Written problem
Repeat every line of the material, character for character.

Data entries
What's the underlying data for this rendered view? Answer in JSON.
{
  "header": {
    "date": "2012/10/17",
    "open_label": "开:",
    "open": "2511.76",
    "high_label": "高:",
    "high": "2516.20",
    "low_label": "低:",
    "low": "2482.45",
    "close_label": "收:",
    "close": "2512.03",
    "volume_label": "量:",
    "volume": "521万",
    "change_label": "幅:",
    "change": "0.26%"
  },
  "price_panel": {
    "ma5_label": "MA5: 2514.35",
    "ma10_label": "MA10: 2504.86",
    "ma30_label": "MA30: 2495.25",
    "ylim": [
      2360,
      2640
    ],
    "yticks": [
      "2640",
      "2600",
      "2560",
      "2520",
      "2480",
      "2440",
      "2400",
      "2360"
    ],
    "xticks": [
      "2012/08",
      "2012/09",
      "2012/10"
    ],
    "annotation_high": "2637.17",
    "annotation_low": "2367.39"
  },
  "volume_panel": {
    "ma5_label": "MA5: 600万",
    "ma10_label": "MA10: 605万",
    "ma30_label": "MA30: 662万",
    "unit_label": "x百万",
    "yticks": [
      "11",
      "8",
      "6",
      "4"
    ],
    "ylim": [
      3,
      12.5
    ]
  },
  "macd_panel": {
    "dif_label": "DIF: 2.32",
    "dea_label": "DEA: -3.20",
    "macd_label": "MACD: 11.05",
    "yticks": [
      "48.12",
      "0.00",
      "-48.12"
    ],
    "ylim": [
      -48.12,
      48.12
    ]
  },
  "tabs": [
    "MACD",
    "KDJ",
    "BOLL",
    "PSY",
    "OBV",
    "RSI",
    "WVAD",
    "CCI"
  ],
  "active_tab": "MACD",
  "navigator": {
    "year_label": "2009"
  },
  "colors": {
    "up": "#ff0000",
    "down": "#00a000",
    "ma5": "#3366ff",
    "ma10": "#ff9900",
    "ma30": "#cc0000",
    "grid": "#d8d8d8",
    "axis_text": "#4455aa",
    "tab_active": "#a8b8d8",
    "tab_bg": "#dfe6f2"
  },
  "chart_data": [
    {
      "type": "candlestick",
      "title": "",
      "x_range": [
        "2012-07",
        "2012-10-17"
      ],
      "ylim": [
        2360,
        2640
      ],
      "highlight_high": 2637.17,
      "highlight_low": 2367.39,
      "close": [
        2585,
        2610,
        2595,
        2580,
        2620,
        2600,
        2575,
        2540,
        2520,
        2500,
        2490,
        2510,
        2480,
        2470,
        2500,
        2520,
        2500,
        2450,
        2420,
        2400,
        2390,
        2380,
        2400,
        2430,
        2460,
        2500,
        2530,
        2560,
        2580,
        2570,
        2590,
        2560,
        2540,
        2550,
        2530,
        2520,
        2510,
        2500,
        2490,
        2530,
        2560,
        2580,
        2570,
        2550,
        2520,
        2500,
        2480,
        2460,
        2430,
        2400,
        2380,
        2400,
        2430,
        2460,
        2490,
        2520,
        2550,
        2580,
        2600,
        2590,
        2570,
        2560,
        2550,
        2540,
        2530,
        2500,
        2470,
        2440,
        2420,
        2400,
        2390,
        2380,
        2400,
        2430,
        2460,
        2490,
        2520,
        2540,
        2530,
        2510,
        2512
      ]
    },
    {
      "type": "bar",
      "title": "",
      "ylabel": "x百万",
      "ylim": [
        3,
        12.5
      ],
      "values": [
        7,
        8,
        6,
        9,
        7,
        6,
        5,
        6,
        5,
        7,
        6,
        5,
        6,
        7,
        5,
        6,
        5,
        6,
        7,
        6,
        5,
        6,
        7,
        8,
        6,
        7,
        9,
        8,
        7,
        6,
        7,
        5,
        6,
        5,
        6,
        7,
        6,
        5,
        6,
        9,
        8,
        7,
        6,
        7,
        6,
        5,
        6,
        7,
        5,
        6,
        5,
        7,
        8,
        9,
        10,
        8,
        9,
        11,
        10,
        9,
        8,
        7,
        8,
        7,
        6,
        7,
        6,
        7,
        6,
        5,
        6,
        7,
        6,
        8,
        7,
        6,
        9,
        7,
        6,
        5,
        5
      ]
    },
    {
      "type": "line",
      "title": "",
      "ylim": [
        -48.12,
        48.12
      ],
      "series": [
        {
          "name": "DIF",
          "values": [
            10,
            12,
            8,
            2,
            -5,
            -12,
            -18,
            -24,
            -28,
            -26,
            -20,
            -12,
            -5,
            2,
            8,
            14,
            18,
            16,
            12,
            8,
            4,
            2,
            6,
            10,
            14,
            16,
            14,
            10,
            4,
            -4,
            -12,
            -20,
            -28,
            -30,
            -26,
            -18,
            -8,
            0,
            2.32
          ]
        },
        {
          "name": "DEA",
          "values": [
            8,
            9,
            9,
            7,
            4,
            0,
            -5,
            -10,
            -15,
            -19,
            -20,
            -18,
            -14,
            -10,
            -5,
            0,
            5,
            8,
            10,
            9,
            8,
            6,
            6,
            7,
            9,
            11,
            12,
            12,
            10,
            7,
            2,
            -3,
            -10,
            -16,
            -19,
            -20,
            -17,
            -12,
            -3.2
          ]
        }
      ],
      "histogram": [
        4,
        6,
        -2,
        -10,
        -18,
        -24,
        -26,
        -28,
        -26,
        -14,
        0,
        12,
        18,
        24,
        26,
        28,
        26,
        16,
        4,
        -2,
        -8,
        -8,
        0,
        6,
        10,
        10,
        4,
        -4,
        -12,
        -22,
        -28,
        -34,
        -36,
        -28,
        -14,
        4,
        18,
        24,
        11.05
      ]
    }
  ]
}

Response below
What's the underlying data for this rendered view? Answer in JSON.
{
  "header": {
    "date": "2012/10/17",
    "open_label": "开:",
    "open": "2511.76",
    "high_label": "高:",
    "high": "2516.20",
    "low_label": "低:",
    "low": "2482.45",
    "close_label": "收:",
    "close": "2512.03",
    "volume_label": "量:",
    "volume": "521万",
    "change_label": "幅:",
    "change": "0.26%"
  },
  "price_panel": {
    "ma5_label": "MA5: 2514.35",
    "ma10_label": "MA10: 2504.86",
    "ma30_label": "MA30: 2495.25",
    "ylim": [
      2360,
      2640
    ],
    "yticks": [
      "2640",
      "2600",
      "2560",
      "2520",
      "2480",
      "2440",
      "2400",
      "2360"
    ],
    "xticks": [
      "2012/08",
      "2012/09",
      "2012/10"
    ],
    "annotation_high": "2637.17",
    "annotation_low": "2367.39"
  },
  "volume_panel": {
    "ma5_label": "MA5: 600万",
    "ma10_label": "MA10: 605万",
    "ma30_label": "MA30: 662万",
    "unit_label": "x百万",
    "yticks": [
      "11",
      "8",
      "6",
      "4"
    ],
    "ylim": [
      3,
      12.5
    ]
  },
  "macd_panel": {
    "dif_label": "DIF: 2.32",
    "dea_label": "DEA: -3.20",
    "macd_label": "MACD: 11.05",
    "yticks": [
      "48.12",
      "0.00",
      "-48.12"
    ],
    "ylim": [
      -48.12,
      48.12
    ]
  },
  "tabs": [
    "MACD",
    "KDJ",
    "BOLL",
    "PSY",
    "OBV",
    "RSI",
    "WVAD",
    "CCI"
  ],
  "active_tab": "MACD",
  "navigator": {
    "year_label": "2009"
  },
  "colors": {
    "up": "#ff0000",
    "down": "#00a000",
    "ma5": "#3366ff",
    "ma10": "#ff9900",
    "ma30": "#cc0000",
    "grid": "#d8d8d8",
    "axis_text": "#4455aa",
    "tab_active": "#a8b8d8",
    "tab_bg": "#dfe6f2"
  },
  "chart_data": [
    {
      "type": "candlestick",
      "title": "",
      "x_range": [
        "2012-07",
        "2012-10-17"
      ],
      "ylim": [
        2360,
        2640
      ],
      "highlight_high": 2637.17,
      "highlight_low": 2367.39,
      "close": [
        2585,
        2610,
        2595,
        2580,
        2620,
        2600,
        2575,
        2540,
        2520,
        2500,
        2490,
        2510,
        2480,
        2470,
        2500,
        2520,
        2500,
        2450,
        2420,
        2400,
        2390,
        2380,
        2400,
        2430,
        2460,
        2500,
        2530,
        2560,
        2580,
        2570,
        2590,
        2560,
        2540,
        2550,
        2530,
        2520,
        2510,
        2500,
        2490,
        2530,
        2560,
        2580,
        2570,
        2550,
        2520,
        2500,
        2480,
        2460,
        2430,
        2400,
        2380,
        2400,
        2430,
        2460,
        2490,
        2520,
        2550,
        2580,
        2600,
        2590,
        2570,
        2560,
        2550,
        2540,
        2530,
        2500,
        2470,
        2440,
        2420,
        2400,
        2390,
        2380,
        2400,
        2430,
        2460,
        2490,
        2520,
        2540,
        2530,
        2510,
        2512
      ]
    },
    {
      "type": "bar",
      "title": "",
      "ylabel": "x百万",
      "ylim": [
        3,
        12.5
      ],
      "values": [
        7,
        8,
        6,
        9,
        7,
        6,
        5,
        6,
        5,
        7,
        6,
        5,
        6,
        7,
        5,
        6,
        5,
        6,
        7,
        6,
        5,
        6,
        7,
        8,
        6,
        7,
        9,
        8,
        7,
        6,
        7,
        5,
        6,
        5,
        6,
        7,
        6,
        5,
        6,
        9,
        8,
        7,
        6,
        7,
        6,
        5,
        6,
        7,
        5,
        6,
        5,
        7,
        8,
        9,
        10,
        8,
        9,
        11,
        10,
        9,
        8,
        7,
        8,
        7,
        6,
        7,
        6,
        7,
        6,
        5,
        6,
        7,
        6,
        8,
        7,
        6,
        9,
        7,
        6,
        5,
        5
      ]
    },
    {
      "type": "line",
      "title": "",
      "ylim": [
        -48.12,
        48.12
      ],
      "series": [
        {
          "name": "DIF",
          "values": [
            10,
            12,
            8,
            2,
            -5,
            -12,
            -18,
            -24,
            -28,
            -26,
            -20,
            -12,
            -5,
            2,
            8,
            14,
            18,
            16,
            12,
            8,
            4,
            2,
            6,
            10,
            14,
            16,
            14,
            10,
            4,
            -4,
            -12,
            -20,
            -28,
            -30,
            -26,
            -18,
            -8,
            0,
            2.32
          ]
        },
        {
          "name": "DEA",
          "values": [
            8,
            9,
            9,
            7,
            4,
            0,
            -5,
            -10,
            -15,
            -19,
            -20,
            -18,
            -14,
            -10,
            -5,
            0,
            5,
            8,
            10,
            9,
            8,
            6,
            6,
            7,
            9,
            11,
            12,
            12,
            10,
            7,
            2,
            -3,
            -10,
            -16,
            -19,
            -20,
            -17,
            -12,
            -3.2
          ]
        }
      ],
      "histogram": [
        4,
        6,
        -2,
        -10,
        -18,
        -24,
        -26,
        -28,
        -26,
        -14,
        0,
        12,
        18,
        24,
        26,
        28,
        26,
        16,
        4,
        -2,
        -8,
        -8,
        0,
        6,
        10,
        10,
        4,
        -4,
        -12,
        -22,
        -28,
        -34,
        -36,
        -28,
        -14,
        4,
        18,
        24,
        11.05
      ]
    }
  ]
}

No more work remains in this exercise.